* Task to carry out: Every line below that holds the string "name" should be copied out.

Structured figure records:
++++++++++++++++++++
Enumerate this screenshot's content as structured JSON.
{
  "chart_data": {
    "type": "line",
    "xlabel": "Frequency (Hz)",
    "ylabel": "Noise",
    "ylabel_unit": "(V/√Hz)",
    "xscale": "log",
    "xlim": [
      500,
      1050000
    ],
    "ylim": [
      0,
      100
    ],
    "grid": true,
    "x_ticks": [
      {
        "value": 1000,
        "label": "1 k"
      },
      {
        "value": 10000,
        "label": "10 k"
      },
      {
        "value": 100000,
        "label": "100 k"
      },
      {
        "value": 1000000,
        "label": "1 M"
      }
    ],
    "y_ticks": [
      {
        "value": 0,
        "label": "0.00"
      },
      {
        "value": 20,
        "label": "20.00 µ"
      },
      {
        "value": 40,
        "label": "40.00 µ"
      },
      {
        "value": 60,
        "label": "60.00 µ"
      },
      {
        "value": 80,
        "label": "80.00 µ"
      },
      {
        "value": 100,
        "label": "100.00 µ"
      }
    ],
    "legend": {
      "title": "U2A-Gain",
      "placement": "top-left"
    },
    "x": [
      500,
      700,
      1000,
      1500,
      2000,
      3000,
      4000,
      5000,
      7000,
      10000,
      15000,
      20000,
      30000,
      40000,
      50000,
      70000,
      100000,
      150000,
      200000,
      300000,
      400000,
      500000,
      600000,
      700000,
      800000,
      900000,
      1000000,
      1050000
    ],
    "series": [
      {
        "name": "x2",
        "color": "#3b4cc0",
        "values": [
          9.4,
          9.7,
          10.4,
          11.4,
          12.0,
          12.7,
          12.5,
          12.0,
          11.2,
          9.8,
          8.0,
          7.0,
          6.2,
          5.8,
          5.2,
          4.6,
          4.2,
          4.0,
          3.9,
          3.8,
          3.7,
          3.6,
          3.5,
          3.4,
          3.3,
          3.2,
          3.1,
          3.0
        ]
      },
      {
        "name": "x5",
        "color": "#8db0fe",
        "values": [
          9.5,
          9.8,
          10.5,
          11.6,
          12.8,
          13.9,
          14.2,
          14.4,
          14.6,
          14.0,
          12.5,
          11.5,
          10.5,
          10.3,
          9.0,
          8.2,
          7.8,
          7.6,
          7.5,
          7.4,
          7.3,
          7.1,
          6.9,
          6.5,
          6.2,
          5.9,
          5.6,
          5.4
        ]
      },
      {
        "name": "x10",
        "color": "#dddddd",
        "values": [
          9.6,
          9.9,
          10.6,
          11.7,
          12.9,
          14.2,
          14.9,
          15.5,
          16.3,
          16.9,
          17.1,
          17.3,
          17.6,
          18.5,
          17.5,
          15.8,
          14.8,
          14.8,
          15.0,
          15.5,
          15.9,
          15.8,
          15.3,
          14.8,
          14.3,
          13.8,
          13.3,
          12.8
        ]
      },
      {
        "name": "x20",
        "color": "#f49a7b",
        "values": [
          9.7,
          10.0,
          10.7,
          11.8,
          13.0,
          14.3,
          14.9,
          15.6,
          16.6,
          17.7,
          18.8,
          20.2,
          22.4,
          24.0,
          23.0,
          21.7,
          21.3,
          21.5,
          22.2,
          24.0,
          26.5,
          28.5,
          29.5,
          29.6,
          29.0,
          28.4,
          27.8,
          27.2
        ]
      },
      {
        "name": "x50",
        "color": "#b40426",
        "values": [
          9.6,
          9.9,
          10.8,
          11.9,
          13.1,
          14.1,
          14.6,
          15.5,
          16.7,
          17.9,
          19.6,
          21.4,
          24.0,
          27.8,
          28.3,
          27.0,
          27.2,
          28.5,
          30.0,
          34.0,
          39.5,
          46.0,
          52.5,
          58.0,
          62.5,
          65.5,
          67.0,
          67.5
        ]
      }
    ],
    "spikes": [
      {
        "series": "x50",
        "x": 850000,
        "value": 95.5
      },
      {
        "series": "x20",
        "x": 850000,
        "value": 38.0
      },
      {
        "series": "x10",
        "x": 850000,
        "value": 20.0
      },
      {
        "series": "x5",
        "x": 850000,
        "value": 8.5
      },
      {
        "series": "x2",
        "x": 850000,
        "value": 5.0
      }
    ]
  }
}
++++++++++++++++++++
* Answer below:
        "name": "x2",
        "name": "x5",
        "name": "x10",
        "name": "x20",
        "name": "x50",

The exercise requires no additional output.